:: Extrait du texte

Cancer 2011: Un peu d'aspirine contre le cancer colo-rectal


Un apport de 75 mg par jour réduit l'incidence et la mortalité de ces tumeurs. Mais l'automédication reste déconseillée.

Prise régulièrement pendant des années, une dose minime d'aspirine (75 milligrammes par jour) peut diminuer de 24 % le risque de cancer colo-rectal et réduire d'un tiers sa mortalité chez les patients atteints. C'est ce qu'estiment des médecins britanniques, dont l'étude a été publiée vendredi dans la revue médicale The Lancet. Pour Peter Rothwell, de l'université d'Oxford, premier auteur de l'article, un traitement par de petites doses d'aspirine pourrait être prescrit à titre préventif aux individus à haut risque de tumeurs colo-rec­tales, par exemple du fait d'un terrain familial. Mais il semble prématuré de proposer plus largement cette stratégie de «chimio-prévention» dans la population, notamment du fait des effets secondaires de l'aspirine au niveau digestif (irritations, saignements).

Les cancers colo-rectaux sont parmi les tumeurs malignes les plus fréquentes dans les pays développés. En France, environ 37.000 nouveaux cas sont enregistrés annuellement, ce qui place ces cancers au troisième rang en termes d'incidence et au deuxième pour la mortalité. On constate une prédisposition familiale dans 17 % des cas.

::::
:: Extraits de données

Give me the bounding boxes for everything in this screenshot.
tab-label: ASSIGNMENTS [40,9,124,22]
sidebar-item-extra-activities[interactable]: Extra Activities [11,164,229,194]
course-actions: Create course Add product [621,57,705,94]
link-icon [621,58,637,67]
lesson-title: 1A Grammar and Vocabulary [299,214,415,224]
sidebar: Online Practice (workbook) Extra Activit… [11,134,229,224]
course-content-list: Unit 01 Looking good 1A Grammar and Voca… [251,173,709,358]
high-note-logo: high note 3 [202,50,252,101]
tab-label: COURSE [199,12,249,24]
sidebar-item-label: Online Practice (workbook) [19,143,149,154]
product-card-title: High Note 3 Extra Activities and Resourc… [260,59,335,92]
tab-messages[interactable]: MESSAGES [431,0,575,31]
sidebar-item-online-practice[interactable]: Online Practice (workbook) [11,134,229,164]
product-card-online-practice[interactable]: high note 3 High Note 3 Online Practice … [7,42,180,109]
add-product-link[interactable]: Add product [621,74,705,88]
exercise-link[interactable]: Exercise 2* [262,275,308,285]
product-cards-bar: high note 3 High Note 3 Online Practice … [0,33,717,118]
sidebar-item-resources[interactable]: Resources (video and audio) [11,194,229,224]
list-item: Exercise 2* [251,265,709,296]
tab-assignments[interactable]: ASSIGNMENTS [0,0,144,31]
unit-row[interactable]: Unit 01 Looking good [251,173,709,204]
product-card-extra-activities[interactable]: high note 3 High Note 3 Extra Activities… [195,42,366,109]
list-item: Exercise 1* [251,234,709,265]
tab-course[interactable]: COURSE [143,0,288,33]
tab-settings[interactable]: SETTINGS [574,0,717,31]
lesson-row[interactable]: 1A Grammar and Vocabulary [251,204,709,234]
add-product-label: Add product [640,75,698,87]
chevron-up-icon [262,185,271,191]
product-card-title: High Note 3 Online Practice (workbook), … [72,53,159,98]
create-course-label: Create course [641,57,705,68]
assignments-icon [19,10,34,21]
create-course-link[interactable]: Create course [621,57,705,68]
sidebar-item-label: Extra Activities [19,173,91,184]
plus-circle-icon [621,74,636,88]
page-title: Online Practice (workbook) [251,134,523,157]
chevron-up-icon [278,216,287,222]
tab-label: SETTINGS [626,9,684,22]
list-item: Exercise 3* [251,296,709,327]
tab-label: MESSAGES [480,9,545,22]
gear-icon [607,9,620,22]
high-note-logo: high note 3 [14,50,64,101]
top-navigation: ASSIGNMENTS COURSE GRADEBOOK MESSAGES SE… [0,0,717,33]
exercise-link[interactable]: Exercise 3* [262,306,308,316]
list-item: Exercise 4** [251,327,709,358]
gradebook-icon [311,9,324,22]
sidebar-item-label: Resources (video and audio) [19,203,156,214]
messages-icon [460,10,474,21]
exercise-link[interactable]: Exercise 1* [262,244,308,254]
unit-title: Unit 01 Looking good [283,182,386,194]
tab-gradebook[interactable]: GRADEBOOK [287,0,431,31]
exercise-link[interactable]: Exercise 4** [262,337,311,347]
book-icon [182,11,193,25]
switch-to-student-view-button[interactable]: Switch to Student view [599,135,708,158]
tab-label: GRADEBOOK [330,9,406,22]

::::

== Objectif de l'exercice ==
Répondez aux questions suivantes d'après le texte sur l'aspirine et le cancer colo-rectal :
1. Dans quelle revue médicale l'étude a-t-elle été publiée ?
2. De quel pourcentage une petite dose quotidienne d'aspirine peut-elle diminuer le risque de cancer colo-rectal ?
3. Combien de nouveaux cas de cancers colo-rectaux sont enregistrés chaque année en France ?

== Corrigé ==
1. The Lancet
2. 24 %
3. Environ 37 000